**What to work on:**
Every record must be written out once more, with nothing added or omitted.

**Material for the task:**

▬▬▬

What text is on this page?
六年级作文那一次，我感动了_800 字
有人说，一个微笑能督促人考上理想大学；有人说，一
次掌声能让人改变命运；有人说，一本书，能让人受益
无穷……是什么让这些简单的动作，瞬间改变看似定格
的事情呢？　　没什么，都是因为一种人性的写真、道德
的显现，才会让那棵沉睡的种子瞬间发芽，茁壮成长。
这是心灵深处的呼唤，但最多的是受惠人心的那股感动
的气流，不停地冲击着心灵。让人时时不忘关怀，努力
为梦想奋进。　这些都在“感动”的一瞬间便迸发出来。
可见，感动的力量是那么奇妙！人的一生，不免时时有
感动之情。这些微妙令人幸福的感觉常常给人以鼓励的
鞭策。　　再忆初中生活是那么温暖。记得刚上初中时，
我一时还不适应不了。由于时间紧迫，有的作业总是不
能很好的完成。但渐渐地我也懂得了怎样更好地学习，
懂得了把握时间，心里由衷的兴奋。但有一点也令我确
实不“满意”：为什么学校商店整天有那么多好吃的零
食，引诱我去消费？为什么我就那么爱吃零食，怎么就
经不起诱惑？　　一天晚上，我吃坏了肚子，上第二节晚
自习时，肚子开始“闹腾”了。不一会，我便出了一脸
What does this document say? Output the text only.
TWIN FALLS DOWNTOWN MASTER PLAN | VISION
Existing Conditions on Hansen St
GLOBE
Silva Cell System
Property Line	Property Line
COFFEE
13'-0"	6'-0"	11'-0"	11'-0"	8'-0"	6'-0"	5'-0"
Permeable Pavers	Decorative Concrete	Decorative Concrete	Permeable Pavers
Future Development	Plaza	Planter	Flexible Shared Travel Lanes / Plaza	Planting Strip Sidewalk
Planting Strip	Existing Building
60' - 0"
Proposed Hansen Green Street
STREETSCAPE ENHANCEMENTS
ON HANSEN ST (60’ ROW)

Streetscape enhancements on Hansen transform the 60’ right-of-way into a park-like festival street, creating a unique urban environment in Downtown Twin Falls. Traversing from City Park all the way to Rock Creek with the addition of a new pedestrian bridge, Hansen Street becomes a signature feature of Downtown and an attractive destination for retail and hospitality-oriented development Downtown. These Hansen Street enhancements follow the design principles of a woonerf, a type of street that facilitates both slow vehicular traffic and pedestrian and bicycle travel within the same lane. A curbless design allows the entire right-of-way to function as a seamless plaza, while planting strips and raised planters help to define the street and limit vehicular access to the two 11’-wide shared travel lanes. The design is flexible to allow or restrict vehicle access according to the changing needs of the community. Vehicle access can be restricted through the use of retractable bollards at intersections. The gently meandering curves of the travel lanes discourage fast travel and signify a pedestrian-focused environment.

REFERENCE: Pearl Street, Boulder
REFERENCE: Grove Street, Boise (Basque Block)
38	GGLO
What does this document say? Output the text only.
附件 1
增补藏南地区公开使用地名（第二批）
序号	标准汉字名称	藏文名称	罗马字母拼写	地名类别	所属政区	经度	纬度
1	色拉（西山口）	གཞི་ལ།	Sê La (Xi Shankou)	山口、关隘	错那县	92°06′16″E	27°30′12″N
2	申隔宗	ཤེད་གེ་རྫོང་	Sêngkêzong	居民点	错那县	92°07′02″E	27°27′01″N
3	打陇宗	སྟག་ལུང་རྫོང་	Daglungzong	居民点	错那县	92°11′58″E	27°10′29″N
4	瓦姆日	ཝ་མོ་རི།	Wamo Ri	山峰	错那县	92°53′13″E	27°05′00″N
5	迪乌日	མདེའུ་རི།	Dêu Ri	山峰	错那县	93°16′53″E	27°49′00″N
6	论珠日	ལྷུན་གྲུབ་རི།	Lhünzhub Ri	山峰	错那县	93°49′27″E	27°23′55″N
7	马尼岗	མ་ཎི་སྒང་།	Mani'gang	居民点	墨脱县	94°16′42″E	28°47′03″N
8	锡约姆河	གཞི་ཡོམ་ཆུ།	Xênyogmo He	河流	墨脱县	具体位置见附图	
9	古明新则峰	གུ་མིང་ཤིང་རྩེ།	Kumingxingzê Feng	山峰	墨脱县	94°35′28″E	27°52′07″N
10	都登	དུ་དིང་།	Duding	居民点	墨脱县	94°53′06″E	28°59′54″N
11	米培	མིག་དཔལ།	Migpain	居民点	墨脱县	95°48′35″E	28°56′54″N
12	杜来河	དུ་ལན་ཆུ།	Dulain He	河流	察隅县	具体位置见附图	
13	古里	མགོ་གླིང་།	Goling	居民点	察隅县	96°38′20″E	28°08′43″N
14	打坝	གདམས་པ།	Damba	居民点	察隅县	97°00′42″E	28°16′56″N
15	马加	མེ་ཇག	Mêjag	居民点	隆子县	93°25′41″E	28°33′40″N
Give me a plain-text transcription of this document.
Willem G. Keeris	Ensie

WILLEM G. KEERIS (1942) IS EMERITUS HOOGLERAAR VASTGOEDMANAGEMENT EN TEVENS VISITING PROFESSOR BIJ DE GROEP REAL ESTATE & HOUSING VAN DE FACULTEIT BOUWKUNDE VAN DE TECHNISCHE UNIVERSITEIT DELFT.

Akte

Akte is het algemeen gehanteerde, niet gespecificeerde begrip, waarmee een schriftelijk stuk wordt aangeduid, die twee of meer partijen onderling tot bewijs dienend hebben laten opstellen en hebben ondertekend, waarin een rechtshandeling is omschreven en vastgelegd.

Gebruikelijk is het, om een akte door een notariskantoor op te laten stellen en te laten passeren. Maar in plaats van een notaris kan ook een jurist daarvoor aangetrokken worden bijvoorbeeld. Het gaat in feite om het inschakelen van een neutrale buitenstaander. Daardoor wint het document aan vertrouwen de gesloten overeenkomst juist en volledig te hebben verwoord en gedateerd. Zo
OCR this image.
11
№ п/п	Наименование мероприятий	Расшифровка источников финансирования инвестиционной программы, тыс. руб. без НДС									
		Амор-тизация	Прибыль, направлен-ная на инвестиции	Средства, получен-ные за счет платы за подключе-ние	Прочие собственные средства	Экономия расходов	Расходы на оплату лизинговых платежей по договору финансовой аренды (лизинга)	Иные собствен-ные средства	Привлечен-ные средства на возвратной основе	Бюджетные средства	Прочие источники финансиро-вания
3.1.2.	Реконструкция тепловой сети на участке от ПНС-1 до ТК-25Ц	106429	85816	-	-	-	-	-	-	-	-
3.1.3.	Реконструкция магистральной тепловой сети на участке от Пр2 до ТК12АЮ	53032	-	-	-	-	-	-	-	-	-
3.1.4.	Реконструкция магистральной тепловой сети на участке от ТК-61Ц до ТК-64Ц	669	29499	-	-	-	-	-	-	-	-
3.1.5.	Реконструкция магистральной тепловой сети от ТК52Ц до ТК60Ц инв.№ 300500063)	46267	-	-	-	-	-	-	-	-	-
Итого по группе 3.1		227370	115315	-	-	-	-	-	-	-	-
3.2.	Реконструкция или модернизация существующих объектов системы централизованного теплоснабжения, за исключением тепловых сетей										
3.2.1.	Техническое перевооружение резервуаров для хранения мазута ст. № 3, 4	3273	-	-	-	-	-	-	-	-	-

▬▬▬

**Solution to this problem:**
What text is on this page?
六年级作文那一次，我感动了_800 字
有人说，一个微笑能督促人考上理想大学；有人说，一
次掌声能让人改变命运；有人说，一本书，能让人受益
无穷……是什么让这些简单的动作，瞬间改变看似定格
的事情呢？　　没什么，都是因为一种人性的写真、道德
的显现，才会让那棵沉睡的种子瞬间发芽，茁壮成长。
这是心灵深处的呼唤，但最多的是受惠人心的那股感动
的气流，不停地冲击着心灵。让人时时不忘关怀，努力
为梦想奋进。　这些都在“感动”的一瞬间便迸发出来。
可见，感动的力量是那么奇妙！人的一生，不免时时有
感动之情。这些微妙令人幸福的感觉常常给人以鼓励的
鞭策。　　再忆初中生活是那么温暖。记得刚上初中时，
我一时还不适应不了。由于时间紧迫，有的作业总是不
能很好的完成。但渐渐地我也懂得了怎样更好地学习，
懂得了把握时间，心里由衷的兴奋。但有一点也令我确
实不“满意”：为什么学校商店整天有那么多好吃的零
食，引诱我去消费？为什么我就那么爱吃零食，怎么就
经不起诱惑？　　一天晚上，我吃坏了肚子，上第二节晚
自习时，肚子开始“闹腾”了。不一会，我便出了一脸
What does this document say? Output the text only.
TWIN FALLS DOWNTOWN MASTER PLAN | VISION
Existing Conditions on Hansen St
GLOBE
Silva Cell System
Property Line	Property Line
COFFEE
13'-0"	6'-0"	11'-0"	11'-0"	8'-0"	6'-0"	5'-0"
Permeable Pavers	Decorative Concrete	Decorative Concrete	Permeable Pavers
Future Development	Plaza	Planter	Flexible Shared Travel Lanes / Plaza	Planting Strip Sidewalk
Planting Strip	Existing Building
60' - 0"
Proposed Hansen Green Street
STREETSCAPE ENHANCEMENTS
ON HANSEN ST (60’ ROW)

Streetscape enhancements on Hansen transform the 60’ right-of-way into a park-like festival street, creating a unique urban environment in Downtown Twin Falls. Traversing from City Park all the way to Rock Creek with the addition of a new pedestrian bridge, Hansen Street becomes a signature feature of Downtown and an attractive destination for retail and hospitality-oriented development Downtown. These Hansen Street enhancements follow the design principles of a woonerf, a type of street that facilitates both slow vehicular traffic and pedestrian and bicycle travel within the same lane. A curbless design allows the entire right-of-way to function as a seamless plaza, while planting strips and raised planters help to define the street and limit vehicular access to the two 11’-wide shared travel lanes. The design is flexible to allow or restrict vehicle access according to the changing needs of the community. Vehicle access can be restricted through the use of retractable bollards at intersections. The gently meandering curves of the travel lanes discourage fast travel and signify a pedestrian-focused environment.

REFERENCE: Pearl Street, Boulder
REFERENCE: Grove Street, Boise (Basque Block)
38	GGLO
What does this document say? Output the text only.
附件 1
增补藏南地区公开使用地名（第二批）
序号	标准汉字名称	藏文名称	罗马字母拼写	地名类别	所属政区	经度	纬度
1	色拉（西山口）	གཞི་ལ།	Sê La (Xi Shankou)	山口、关隘	错那县	92°06′16″E	27°30′12″N
2	申隔宗	ཤེད་གེ་རྫོང་	Sêngkêzong	居民点	错那县	92°07′02″E	27°27′01″N
3	打陇宗	སྟག་ལུང་རྫོང་	Daglungzong	居民点	错那县	92°11′58″E	27°10′29″N
4	瓦姆日	ཝ་མོ་རི།	Wamo Ri	山峰	错那县	92°53′13″E	27°05′00″N
5	迪乌日	མདེའུ་རི།	Dêu Ri	山峰	错那县	93°16′53″E	27°49′00″N
6	论珠日	ལྷུན་གྲུབ་རི།	Lhünzhub Ri	山峰	错那县	93°49′27″E	27°23′55″N
7	马尼岗	མ་ཎི་སྒང་།	Mani'gang	居民点	墨脱县	94°16′42″E	28°47′03″N
8	锡约姆河	གཞི་ཡོམ་ཆུ།	Xênyogmo He	河流	墨脱县	具体位置见附图	
9	古明新则峰	གུ་མིང་ཤིང་རྩེ།	Kumingxingzê Feng	山峰	墨脱县	94°35′28″E	27°52′07″N
10	都登	དུ་དིང་།	Duding	居民点	墨脱县	94°53′06″E	28°59′54″N
11	米培	མིག་དཔལ།	Migpain	居民点	墨脱县	95°48′35″E	28°56′54″N
12	杜来河	དུ་ལན་ཆུ།	Dulain He	河流	察隅县	具体位置见附图	
13	古里	མགོ་གླིང་།	Goling	居民点	察隅县	96°38′20″E	28°08′43″N
14	打坝	གདམས་པ།	Damba	居民点	察隅县	97°00′42″E	28°16′56″N
15	马加	མེ་ཇག	Mêjag	居民点	隆子县	93°25′41″E	28°33′40″N
Give me a plain-text transcription of this document.
Willem G. Keeris	Ensie

WILLEM G. KEERIS (1942) IS EMERITUS HOOGLERAAR VASTGOEDMANAGEMENT EN TEVENS VISITING PROFESSOR BIJ DE GROEP REAL ESTATE & HOUSING VAN DE FACULTEIT BOUWKUNDE VAN DE TECHNISCHE UNIVERSITEIT DELFT.

Akte

Akte is het algemeen gehanteerde, niet gespecificeerde begrip, waarmee een schriftelijk stuk wordt aangeduid, die twee of meer partijen onderling tot bewijs dienend hebben laten opstellen en hebben ondertekend, waarin een rechtshandeling is omschreven en vastgelegd.

Gebruikelijk is het, om een akte door een notariskantoor op te laten stellen en te laten passeren. Maar in plaats van een notaris kan ook een jurist daarvoor aangetrokken worden bijvoorbeeld. Het gaat in feite om het inschakelen van een neutrale buitenstaander. Daardoor wint het document aan vertrouwen de gesloten overeenkomst juist en volledig te hebben verwoord en gedateerd. Zo
OCR this image.
11
№ п/п	Наименование мероприятий	Расшифровка источников финансирования инвестиционной программы, тыс. руб. без НДС									
		Амор-тизация	Прибыль, направлен-ная на инвестиции	Средства, получен-ные за счет платы за подключе-ние	Прочие собственные средства	Экономия расходов	Расходы на оплату лизинговых платежей по договору финансовой аренды (лизинга)	Иные собствен-ные средства	Привлечен-ные средства на возвратной основе	Бюджетные средства	Прочие источники финансиро-вания
3.1.2.	Реконструкция тепловой сети на участке от ПНС-1 до ТК-25Ц	106429	85816	-	-	-	-	-	-	-	-
3.1.3.	Реконструкция магистральной тепловой сети на участке от Пр2 до ТК12АЮ	53032	-	-	-	-	-	-	-	-	-
3.1.4.	Реконструкция магистральной тепловой сети на участке от ТК-61Ц до ТК-64Ц	669	29499	-	-	-	-	-	-	-	-
3.1.5.	Реконструкция магистральной тепловой сети от ТК52Ц до ТК60Ц инв.№ 300500063)	46267	-	-	-	-	-	-	-	-	-
Итого по группе 3.1		227370	115315	-	-	-	-	-	-	-	-
3.2.	Реконструкция или модернизация существующих объектов системы централизованного теплоснабжения, за исключением тепловых сетей										
3.2.1.	Техническое перевооружение резервуаров для хранения мазута ст. № 3, 4	3273	-	-	-	-	-	-	-	-	-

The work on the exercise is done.